--- BEGIN Listing ---

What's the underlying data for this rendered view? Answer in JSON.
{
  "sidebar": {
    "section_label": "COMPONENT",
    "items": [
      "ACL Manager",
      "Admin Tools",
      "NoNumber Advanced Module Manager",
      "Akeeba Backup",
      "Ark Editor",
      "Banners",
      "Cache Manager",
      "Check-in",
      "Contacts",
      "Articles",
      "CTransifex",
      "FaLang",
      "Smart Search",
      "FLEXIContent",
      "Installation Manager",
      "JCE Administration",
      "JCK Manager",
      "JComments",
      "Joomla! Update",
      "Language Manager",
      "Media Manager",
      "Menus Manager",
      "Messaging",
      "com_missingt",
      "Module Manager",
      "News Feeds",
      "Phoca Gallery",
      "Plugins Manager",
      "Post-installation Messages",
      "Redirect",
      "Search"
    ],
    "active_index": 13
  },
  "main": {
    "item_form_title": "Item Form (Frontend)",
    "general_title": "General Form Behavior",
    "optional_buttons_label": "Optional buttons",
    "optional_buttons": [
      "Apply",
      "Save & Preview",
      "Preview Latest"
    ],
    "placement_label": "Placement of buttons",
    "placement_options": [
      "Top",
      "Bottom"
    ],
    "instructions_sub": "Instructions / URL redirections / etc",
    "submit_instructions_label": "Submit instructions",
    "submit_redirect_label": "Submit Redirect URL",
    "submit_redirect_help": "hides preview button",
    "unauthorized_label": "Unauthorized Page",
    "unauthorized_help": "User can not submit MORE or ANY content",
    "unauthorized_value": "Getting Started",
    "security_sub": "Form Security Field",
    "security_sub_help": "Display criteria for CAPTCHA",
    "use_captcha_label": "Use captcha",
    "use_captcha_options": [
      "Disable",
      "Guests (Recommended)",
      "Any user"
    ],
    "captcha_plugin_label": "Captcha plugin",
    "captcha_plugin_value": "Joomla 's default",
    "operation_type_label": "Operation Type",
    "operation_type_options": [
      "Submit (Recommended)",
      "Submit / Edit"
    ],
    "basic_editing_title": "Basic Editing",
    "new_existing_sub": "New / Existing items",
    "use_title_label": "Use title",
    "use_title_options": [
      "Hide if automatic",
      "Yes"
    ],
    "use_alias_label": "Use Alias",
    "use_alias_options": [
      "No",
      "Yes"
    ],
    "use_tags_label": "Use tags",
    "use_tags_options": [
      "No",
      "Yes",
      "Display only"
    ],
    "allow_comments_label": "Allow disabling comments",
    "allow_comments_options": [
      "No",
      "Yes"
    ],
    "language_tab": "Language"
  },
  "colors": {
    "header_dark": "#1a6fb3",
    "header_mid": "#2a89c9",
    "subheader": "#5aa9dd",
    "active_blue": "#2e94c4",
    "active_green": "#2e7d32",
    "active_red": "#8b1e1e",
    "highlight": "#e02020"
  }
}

--- END Listing ---

Copy out each line of the data where the string "Language" appears.

      "Language Manager",
    "language_tab": "Language"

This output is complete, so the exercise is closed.